**WORK TO DO**
Report how many lines of the entries below contain the word "chevron", and nothing more.

**DATA TO PROCESS**
○ ○ ○ ○ ○

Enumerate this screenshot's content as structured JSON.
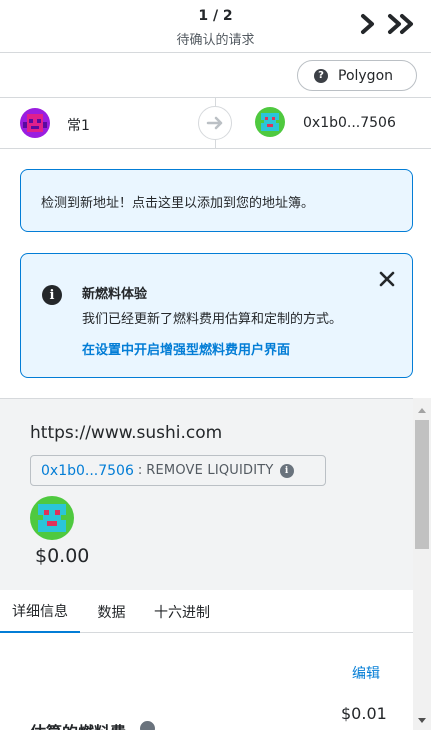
{
  "header": {
    "count": "1 / 2",
    "subtitle": "待确认的请求"
  },
  "network": {
    "label": "Polygon"
  },
  "accounts": {
    "from_name": "常1",
    "to_address": "0x1b0...7506"
  },
  "banners": {
    "new_address": "检测到新地址！点击这里以添加到您的地址簿。",
    "gas_title": "新燃料体验",
    "gas_desc": "我们已经更新了燃料费用估算和定制的方式。",
    "gas_link": "在设置中开启增强型燃料费用户界面"
  },
  "transaction": {
    "origin": "https://www.sushi.com",
    "contract": "0x1b0...7506",
    "separator": ":",
    "method": "REMOVE LIQUIDITY",
    "amount": "$0.00"
  },
  "tabs": [
    {
      "label": "详细信息"
    },
    {
      "label": "数据"
    },
    {
      "label": "十六进制"
    }
  ],
  "details": {
    "edit_label": "编辑",
    "fee_value": "$0.01",
    "fee_label": "估算的燃料费"
  },
  "colors": {
    "accent": "#037dd6",
    "banner_bg": "#eaf6ff"
  },
  "icons": {
    "next": "chevron-right-icon",
    "last": "double-chevron-right-icon",
    "network": "question-icon",
    "arrow": "arrow-right-icon",
    "info": "info-icon",
    "close": "close-icon"
  }
}
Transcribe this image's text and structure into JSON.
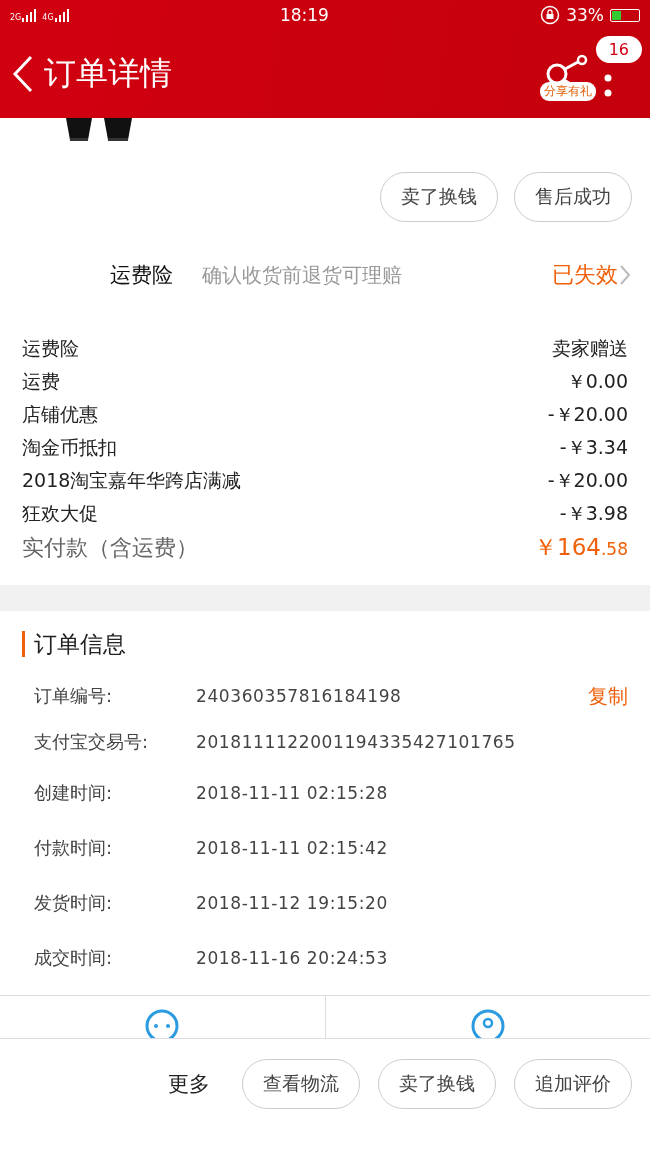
{
  "status_bar": {
    "network_1": "2G",
    "network_2": "4G",
    "time": "18:19",
    "battery": "33%"
  },
  "header": {
    "title": "订单详情",
    "share_label": "分享有礼",
    "badge": "16"
  },
  "product_actions": [
    "卖了换钱",
    "售后成功"
  ],
  "insurance": {
    "label": "运费险",
    "description": "确认收货前退货可理赔",
    "status": "已失效"
  },
  "price_rows": [
    {
      "label": "运费险",
      "value": "卖家赠送"
    },
    {
      "label": "运费",
      "value": "￥0.00"
    },
    {
      "label": "店铺优惠",
      "value": "-￥20.00"
    },
    {
      "label": "淘金币抵扣",
      "value": "-￥3.34"
    },
    {
      "label": "2018淘宝嘉年华跨店满减",
      "value": "-￥20.00"
    },
    {
      "label": "狂欢大促",
      "value": "-￥3.98"
    }
  ],
  "total": {
    "label": "实付款（含运费）",
    "amount": "￥164",
    "fraction": ".58"
  },
  "order_info": {
    "title": "订单信息",
    "rows": [
      {
        "label": "订单编号:",
        "value": "240360357816184198",
        "action": "复制"
      },
      {
        "label": "支付宝交易号:",
        "value": "2018111122001194335427101765"
      },
      {
        "label": "创建时间:",
        "value": "2018-11-11 02:15:28"
      },
      {
        "label": "付款时间:",
        "value": "2018-11-11 02:15:42"
      },
      {
        "label": "发货时间:",
        "value": "2018-11-12 19:15:20"
      },
      {
        "label": "成交时间:",
        "value": "2018-11-16 20:24:53"
      }
    ]
  },
  "bottom_bar": {
    "more": "更多",
    "buttons": [
      "查看物流",
      "卖了换钱",
      "追加评价"
    ]
  }
}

○ ○ ○ ○ ○

**EXPECTED ANSWER**
2